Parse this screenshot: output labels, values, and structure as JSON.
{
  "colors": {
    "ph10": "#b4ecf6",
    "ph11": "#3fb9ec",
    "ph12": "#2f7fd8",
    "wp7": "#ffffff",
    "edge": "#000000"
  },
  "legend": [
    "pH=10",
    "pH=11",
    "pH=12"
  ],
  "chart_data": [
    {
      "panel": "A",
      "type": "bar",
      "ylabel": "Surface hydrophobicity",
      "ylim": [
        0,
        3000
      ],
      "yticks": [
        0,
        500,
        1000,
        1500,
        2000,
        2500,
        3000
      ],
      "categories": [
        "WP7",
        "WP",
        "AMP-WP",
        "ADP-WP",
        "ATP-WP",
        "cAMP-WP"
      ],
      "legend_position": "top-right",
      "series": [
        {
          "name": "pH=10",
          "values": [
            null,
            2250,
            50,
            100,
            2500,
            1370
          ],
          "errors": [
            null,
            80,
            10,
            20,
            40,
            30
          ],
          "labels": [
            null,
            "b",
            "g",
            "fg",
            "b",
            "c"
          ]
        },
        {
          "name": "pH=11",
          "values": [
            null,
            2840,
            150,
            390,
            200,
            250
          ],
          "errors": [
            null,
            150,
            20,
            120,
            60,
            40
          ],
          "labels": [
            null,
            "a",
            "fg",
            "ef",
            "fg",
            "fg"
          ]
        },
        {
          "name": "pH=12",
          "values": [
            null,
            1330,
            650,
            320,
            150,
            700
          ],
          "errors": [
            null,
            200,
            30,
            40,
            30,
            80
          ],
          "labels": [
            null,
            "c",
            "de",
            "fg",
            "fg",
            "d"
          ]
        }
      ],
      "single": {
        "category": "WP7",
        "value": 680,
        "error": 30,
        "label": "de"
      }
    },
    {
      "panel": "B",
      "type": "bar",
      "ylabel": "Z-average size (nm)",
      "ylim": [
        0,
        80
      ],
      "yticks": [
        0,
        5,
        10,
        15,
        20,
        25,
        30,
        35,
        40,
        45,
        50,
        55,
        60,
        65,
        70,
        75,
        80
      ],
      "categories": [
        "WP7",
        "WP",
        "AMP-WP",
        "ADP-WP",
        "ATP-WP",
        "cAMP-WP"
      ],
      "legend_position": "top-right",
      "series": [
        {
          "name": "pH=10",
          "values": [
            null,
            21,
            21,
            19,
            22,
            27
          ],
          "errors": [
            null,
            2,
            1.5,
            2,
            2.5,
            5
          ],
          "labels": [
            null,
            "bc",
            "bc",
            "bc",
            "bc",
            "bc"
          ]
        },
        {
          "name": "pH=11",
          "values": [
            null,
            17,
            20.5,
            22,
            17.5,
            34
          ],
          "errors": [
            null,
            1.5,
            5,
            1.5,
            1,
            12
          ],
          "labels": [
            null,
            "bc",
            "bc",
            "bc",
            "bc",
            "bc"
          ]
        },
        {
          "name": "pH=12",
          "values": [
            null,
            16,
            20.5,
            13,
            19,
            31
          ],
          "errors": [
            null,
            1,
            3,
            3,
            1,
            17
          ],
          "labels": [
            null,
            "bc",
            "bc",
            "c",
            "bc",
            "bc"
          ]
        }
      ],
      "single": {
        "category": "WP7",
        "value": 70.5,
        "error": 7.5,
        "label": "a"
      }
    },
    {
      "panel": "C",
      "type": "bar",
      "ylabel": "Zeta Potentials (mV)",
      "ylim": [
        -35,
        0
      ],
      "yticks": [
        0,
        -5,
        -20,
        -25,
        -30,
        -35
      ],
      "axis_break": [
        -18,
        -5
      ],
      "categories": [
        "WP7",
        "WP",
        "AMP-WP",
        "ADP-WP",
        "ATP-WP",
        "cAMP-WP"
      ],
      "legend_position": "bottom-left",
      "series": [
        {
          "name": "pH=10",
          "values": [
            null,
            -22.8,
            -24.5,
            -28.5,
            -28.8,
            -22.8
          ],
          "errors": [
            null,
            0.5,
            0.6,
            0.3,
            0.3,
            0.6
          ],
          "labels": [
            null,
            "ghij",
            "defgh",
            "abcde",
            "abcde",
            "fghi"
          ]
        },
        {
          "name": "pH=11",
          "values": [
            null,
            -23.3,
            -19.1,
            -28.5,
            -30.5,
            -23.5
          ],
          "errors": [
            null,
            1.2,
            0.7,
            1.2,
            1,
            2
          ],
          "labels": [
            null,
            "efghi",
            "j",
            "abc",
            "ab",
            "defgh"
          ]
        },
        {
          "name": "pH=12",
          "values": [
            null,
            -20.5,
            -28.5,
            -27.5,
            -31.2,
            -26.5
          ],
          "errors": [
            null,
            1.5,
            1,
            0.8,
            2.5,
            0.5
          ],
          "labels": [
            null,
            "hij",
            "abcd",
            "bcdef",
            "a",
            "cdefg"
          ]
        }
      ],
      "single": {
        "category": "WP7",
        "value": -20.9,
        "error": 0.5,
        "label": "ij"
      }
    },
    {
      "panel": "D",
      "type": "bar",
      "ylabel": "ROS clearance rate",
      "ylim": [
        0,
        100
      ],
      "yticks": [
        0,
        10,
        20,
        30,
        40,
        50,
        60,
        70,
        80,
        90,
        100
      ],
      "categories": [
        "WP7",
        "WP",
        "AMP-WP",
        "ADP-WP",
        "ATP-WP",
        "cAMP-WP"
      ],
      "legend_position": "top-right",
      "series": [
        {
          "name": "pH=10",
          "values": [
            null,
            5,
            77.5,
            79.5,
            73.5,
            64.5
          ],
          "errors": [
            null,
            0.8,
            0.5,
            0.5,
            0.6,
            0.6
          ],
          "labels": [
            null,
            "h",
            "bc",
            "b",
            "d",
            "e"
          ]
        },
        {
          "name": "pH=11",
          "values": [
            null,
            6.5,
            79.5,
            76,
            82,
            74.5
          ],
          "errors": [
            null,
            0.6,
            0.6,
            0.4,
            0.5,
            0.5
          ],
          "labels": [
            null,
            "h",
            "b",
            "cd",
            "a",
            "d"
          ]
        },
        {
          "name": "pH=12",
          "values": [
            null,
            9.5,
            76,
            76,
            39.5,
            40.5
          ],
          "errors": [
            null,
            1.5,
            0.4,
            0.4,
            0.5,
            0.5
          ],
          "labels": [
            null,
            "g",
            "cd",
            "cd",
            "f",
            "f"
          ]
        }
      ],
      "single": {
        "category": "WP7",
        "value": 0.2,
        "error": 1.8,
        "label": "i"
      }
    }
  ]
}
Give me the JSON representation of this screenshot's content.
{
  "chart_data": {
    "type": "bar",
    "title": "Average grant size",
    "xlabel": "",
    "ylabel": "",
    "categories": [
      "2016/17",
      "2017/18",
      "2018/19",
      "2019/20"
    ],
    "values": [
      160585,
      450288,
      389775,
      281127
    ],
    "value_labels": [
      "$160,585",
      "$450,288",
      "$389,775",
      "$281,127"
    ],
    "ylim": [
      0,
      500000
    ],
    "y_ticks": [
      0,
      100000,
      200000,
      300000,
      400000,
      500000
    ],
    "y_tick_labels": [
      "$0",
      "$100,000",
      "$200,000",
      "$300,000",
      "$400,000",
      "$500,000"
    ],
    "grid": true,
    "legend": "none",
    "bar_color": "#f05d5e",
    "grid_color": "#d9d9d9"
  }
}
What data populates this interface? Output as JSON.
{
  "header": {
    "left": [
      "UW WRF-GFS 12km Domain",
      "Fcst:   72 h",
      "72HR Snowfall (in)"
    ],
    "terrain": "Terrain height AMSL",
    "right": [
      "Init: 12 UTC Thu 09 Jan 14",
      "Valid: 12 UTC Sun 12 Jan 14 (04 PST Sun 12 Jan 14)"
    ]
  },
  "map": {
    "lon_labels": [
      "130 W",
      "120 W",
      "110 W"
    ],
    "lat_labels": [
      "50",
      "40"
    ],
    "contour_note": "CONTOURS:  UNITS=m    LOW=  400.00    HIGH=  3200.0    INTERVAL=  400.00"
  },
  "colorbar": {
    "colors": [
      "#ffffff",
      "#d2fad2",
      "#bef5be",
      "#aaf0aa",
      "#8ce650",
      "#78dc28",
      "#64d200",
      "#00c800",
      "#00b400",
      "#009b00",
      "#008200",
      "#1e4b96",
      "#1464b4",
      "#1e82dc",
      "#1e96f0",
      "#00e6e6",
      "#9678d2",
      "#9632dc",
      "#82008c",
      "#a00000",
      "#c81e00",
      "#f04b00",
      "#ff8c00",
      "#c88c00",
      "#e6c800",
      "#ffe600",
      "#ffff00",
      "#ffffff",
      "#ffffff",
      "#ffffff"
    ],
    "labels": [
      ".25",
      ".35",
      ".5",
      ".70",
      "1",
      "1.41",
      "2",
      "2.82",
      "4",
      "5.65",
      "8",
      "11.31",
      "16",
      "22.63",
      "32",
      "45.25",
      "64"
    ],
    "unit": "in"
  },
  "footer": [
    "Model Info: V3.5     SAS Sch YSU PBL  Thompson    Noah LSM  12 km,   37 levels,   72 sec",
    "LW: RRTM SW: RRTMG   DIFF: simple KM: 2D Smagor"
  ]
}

════════════════

[Objective]
Look over the material above and show each line where "JSON" appears.

[Result for this task]
Parse this screenshot: output labels, values, and structure as JSON.
Give me the JSON representation of this screenshot's content.
What data populates this interface? Output as JSON.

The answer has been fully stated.